To be done:
Copy the entries below verbatim, from the first line through the line containing "label: pint <box>103 309 277 421</box>", including both of those lines.
== Data supplied ==
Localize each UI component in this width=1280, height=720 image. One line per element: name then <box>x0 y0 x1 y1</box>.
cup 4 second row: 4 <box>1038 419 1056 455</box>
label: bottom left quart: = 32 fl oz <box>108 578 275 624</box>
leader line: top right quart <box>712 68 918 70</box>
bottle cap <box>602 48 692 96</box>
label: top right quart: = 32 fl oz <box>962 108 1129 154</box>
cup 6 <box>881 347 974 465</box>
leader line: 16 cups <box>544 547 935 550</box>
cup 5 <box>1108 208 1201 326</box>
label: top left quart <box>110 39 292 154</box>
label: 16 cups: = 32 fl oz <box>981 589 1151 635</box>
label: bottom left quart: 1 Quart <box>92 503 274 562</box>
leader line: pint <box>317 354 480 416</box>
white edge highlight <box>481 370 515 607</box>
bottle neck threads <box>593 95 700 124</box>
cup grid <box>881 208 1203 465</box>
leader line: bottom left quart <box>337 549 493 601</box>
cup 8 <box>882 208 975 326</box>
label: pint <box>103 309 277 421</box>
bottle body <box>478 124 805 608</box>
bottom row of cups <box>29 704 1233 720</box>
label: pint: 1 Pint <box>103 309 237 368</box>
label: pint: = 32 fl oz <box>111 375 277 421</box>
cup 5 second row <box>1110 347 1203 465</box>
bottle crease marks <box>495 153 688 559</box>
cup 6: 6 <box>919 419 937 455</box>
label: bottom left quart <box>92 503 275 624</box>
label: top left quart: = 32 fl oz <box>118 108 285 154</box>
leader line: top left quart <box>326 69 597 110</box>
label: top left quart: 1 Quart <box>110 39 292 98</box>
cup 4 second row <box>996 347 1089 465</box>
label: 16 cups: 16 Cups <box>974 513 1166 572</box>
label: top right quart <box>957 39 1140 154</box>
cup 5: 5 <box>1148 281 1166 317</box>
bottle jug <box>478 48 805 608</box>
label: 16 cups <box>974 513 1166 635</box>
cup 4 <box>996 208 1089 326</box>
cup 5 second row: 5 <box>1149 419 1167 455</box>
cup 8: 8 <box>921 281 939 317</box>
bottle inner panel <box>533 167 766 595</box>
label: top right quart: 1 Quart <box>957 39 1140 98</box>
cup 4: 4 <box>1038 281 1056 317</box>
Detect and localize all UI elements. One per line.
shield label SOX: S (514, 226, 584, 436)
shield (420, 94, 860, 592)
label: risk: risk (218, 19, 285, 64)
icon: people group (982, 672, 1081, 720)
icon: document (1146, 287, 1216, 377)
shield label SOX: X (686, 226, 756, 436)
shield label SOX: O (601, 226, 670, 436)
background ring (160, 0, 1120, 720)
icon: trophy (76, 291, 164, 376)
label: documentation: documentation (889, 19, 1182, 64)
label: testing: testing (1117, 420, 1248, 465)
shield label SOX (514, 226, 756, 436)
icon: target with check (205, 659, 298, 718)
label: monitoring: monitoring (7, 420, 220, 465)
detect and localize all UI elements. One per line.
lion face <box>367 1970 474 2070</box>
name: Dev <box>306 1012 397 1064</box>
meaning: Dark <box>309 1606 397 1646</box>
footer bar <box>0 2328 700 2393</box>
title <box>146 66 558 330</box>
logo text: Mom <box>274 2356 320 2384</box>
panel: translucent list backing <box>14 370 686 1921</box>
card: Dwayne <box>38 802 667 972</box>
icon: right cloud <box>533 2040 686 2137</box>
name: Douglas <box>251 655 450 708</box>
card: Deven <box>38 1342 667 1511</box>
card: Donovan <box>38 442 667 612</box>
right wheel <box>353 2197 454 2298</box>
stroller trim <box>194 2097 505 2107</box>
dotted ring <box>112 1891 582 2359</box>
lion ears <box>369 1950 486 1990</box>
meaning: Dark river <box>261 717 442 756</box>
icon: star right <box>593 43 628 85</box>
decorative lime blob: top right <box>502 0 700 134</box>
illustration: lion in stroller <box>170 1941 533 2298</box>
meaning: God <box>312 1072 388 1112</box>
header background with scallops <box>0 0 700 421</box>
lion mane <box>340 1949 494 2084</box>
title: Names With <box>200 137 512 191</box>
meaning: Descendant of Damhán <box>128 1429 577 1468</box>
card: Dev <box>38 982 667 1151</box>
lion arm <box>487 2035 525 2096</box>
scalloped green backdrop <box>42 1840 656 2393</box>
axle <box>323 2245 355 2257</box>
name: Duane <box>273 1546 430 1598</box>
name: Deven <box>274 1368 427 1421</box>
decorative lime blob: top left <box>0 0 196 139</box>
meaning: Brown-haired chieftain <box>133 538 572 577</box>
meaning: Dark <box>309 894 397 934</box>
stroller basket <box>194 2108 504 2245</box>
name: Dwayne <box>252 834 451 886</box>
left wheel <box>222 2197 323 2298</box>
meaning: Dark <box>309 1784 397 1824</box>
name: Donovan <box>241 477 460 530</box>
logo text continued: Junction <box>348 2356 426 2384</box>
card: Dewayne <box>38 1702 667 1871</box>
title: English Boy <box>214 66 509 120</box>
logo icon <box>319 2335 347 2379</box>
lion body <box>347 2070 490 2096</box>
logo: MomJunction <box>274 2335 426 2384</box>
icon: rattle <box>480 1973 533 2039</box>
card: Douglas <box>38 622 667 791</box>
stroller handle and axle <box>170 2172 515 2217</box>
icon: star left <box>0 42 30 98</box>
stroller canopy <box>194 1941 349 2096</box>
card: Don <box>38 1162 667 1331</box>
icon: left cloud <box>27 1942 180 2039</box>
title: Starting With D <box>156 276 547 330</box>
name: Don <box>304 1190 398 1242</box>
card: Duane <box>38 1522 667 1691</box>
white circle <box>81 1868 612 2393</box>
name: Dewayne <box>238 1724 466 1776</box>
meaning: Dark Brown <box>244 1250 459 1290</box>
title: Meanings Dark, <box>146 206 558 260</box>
===
Task output:
Localize each UI component in this width=1280, height=720 image. One line per element: name then <box>x0 y0 x1 y1</box>.
cup 4 second row: 4 <box>1038 419 1056 455</box>
label: bottom left quart: = 32 fl oz <box>108 578 275 624</box>
leader line: top right quart <box>712 68 918 70</box>
bottle cap <box>602 48 692 96</box>
label: top right quart: = 32 fl oz <box>962 108 1129 154</box>
cup 6 <box>881 347 974 465</box>
leader line: 16 cups <box>544 547 935 550</box>
cup 5 <box>1108 208 1201 326</box>
label: top left quart <box>110 39 292 154</box>
label: 16 cups: = 32 fl oz <box>981 589 1151 635</box>
label: bottom left quart: 1 Quart <box>92 503 274 562</box>
leader line: pint <box>317 354 480 416</box>
white edge highlight <box>481 370 515 607</box>
bottle neck threads <box>593 95 700 124</box>
cup grid <box>881 208 1203 465</box>
leader line: bottom left quart <box>337 549 493 601</box>
cup 8 <box>882 208 975 326</box>
label: pint <box>103 309 277 421</box>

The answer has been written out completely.